(Element location data)
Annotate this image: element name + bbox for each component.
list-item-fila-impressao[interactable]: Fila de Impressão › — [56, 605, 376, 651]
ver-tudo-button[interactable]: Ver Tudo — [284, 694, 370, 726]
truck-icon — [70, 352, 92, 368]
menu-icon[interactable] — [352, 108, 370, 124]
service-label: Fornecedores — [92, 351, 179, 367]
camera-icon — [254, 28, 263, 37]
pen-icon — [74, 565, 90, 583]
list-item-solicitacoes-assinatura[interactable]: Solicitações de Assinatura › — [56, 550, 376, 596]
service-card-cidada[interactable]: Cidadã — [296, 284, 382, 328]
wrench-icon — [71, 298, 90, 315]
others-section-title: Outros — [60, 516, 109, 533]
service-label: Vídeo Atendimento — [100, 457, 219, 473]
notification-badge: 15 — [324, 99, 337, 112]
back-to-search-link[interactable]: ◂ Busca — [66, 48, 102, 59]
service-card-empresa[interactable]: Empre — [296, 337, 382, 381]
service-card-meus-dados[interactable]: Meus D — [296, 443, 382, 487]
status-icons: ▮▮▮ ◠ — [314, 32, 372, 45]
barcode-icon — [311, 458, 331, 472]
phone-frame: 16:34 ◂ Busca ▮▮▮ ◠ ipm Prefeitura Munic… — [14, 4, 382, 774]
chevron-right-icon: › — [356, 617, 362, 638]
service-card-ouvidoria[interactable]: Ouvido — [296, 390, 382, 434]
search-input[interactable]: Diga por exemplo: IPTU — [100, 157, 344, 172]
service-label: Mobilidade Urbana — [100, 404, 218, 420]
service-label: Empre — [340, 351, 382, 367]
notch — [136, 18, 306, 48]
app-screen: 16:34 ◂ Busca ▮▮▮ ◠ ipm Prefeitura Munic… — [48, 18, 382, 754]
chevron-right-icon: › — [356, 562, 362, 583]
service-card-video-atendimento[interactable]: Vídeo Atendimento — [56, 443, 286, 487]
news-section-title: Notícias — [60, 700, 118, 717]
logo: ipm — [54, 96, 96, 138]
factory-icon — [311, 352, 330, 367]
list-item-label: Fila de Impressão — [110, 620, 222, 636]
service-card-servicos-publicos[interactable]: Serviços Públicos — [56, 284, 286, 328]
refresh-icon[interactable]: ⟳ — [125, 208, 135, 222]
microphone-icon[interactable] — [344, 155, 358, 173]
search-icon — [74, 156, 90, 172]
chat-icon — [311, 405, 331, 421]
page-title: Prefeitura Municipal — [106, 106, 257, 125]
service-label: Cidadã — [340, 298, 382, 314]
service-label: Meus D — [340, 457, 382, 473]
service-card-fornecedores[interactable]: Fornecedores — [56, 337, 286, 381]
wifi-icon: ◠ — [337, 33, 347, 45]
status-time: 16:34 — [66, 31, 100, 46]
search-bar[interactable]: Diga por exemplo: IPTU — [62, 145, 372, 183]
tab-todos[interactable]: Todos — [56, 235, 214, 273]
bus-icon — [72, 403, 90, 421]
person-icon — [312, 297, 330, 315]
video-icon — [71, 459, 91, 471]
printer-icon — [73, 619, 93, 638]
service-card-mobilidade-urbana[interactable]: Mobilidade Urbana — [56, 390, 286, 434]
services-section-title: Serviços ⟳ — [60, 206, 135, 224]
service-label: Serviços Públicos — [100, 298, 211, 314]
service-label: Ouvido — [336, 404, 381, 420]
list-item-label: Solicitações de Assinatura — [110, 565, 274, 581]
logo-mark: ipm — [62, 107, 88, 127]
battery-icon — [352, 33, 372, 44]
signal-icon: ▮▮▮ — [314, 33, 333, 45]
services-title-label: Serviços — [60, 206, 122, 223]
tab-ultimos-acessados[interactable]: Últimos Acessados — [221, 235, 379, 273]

§ EXERCISE GOAL
Rewrite all the entries above, replacing every occurrence of "service-label" with "service-caption" and leaving everything else unchanged.

§ OUTPUT BELOW
Annotate this image: element name + bbox for each component.
list-item-fila-impressao[interactable]: Fila de Impressão › — [56, 605, 376, 651]
ver-tudo-button[interactable]: Ver Tudo — [284, 694, 370, 726]
truck-icon — [70, 352, 92, 368]
menu-icon[interactable] — [352, 108, 370, 124]
service-caption: Fornecedores — [92, 351, 179, 367]
camera-icon — [254, 28, 263, 37]
pen-icon — [74, 565, 90, 583]
list-item-solicitacoes-assinatura[interactable]: Solicitações de Assinatura › — [56, 550, 376, 596]
service-card-cidada[interactable]: Cidadã — [296, 284, 382, 328]
wrench-icon — [71, 298, 90, 315]
others-section-title: Outros — [60, 516, 109, 533]
service-caption: Vídeo Atendimento — [100, 457, 219, 473]
notification-badge: 15 — [324, 99, 337, 112]
back-to-search-link[interactable]: ◂ Busca — [66, 48, 102, 59]
service-card-empresa[interactable]: Empre — [296, 337, 382, 381]
service-card-meus-dados[interactable]: Meus D — [296, 443, 382, 487]
status-icons: ▮▮▮ ◠ — [314, 32, 372, 45]
barcode-icon — [311, 458, 331, 472]
phone-frame: 16:34 ◂ Busca ▮▮▮ ◠ ipm Prefeitura Munic… — [14, 4, 382, 774]
chevron-right-icon: › — [356, 617, 362, 638]
service-card-ouvidoria[interactable]: Ouvido — [296, 390, 382, 434]
search-input[interactable]: Diga por exemplo: IPTU — [100, 157, 344, 172]
service-caption: Mobilidade Urbana — [100, 404, 218, 420]
service-caption: Empre — [340, 351, 382, 367]
notch — [136, 18, 306, 48]
app-screen: 16:34 ◂ Busca ▮▮▮ ◠ ipm Prefeitura Munic… — [48, 18, 382, 754]
chevron-right-icon: › — [356, 562, 362, 583]
service-card-video-atendimento[interactable]: Vídeo Atendimento — [56, 443, 286, 487]
news-section-title: Notícias — [60, 700, 118, 717]
logo: ipm — [54, 96, 96, 138]
factory-icon — [311, 352, 330, 367]
list-item-label: Fila de Impressão — [110, 620, 222, 636]
service-card-servicos-publicos[interactable]: Serviços Públicos — [56, 284, 286, 328]
refresh-icon[interactable]: ⟳ — [125, 208, 135, 222]
microphone-icon[interactable] — [344, 155, 358, 173]
search-icon — [74, 156, 90, 172]
chat-icon — [311, 405, 331, 421]
page-title: Prefeitura Municipal — [106, 106, 257, 125]
service-caption: Cidadã — [340, 298, 382, 314]
service-caption: Meus D — [340, 457, 382, 473]
service-card-fornecedores[interactable]: Fornecedores — [56, 337, 286, 381]
wifi-icon: ◠ — [337, 33, 347, 45]
status-time: 16:34 — [66, 31, 100, 46]
search-bar[interactable]: Diga por exemplo: IPTU — [62, 145, 372, 183]
tab-todos[interactable]: Todos — [56, 235, 214, 273]
bus-icon — [72, 403, 90, 421]
person-icon — [312, 297, 330, 315]
video-icon — [71, 459, 91, 471]
printer-icon — [73, 619, 93, 638]
service-card-mobilidade-urbana[interactable]: Mobilidade Urbana — [56, 390, 286, 434]
services-section-title: Serviços ⟳ — [60, 206, 135, 224]
service-caption: Serviços Públicos — [100, 298, 211, 314]
service-caption: Ouvido — [336, 404, 381, 420]
list-item-label: Solicitações de Assinatura — [110, 565, 274, 581]
logo-mark: ipm — [62, 107, 88, 127]
battery-icon — [352, 33, 372, 44]
signal-icon: ▮▮▮ — [314, 33, 333, 45]
services-title-label: Serviços — [60, 206, 122, 223]
tab-ultimos-acessados[interactable]: Últimos Acessados — [221, 235, 379, 273]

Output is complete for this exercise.